━━ EXCERPTED RECORDS ━━
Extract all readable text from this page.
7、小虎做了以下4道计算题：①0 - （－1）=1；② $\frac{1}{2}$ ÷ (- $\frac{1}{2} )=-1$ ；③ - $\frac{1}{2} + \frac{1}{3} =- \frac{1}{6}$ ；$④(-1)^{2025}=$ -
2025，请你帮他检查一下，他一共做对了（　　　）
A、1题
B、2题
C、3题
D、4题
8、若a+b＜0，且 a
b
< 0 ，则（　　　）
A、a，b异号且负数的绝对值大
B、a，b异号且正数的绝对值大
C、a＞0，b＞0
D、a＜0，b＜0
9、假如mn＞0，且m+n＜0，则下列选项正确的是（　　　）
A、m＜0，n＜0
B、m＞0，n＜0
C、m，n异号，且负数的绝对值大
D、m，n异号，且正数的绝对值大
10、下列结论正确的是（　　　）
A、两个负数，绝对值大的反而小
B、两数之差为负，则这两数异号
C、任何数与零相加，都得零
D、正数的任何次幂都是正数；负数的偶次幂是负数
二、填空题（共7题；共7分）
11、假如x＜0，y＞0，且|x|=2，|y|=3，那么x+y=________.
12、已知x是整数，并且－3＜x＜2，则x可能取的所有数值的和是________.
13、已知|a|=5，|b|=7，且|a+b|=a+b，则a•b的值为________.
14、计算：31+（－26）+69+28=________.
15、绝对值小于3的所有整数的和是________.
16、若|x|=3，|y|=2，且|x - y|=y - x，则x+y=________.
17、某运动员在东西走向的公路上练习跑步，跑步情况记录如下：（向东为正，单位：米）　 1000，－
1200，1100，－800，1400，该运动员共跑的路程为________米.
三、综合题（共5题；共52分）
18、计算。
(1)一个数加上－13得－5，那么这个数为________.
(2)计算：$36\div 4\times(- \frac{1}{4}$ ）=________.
━━━
WHAT TO DO>
Pick out every line holding the string "frac" and return it.

WRITTEN REPLY>
7、小虎做了以下4道计算题：①0 - （－1）=1；② $\frac{1}{2}$ ÷ (- $\frac{1}{2} )=-1$ ；③ - $\frac{1}{2} + \frac{1}{3} =- \frac{1}{6}$ ；$④(-1)^{2025}=$ -
(2)计算：$36\div 4\times(- \frac{1}{4}$ ）=________.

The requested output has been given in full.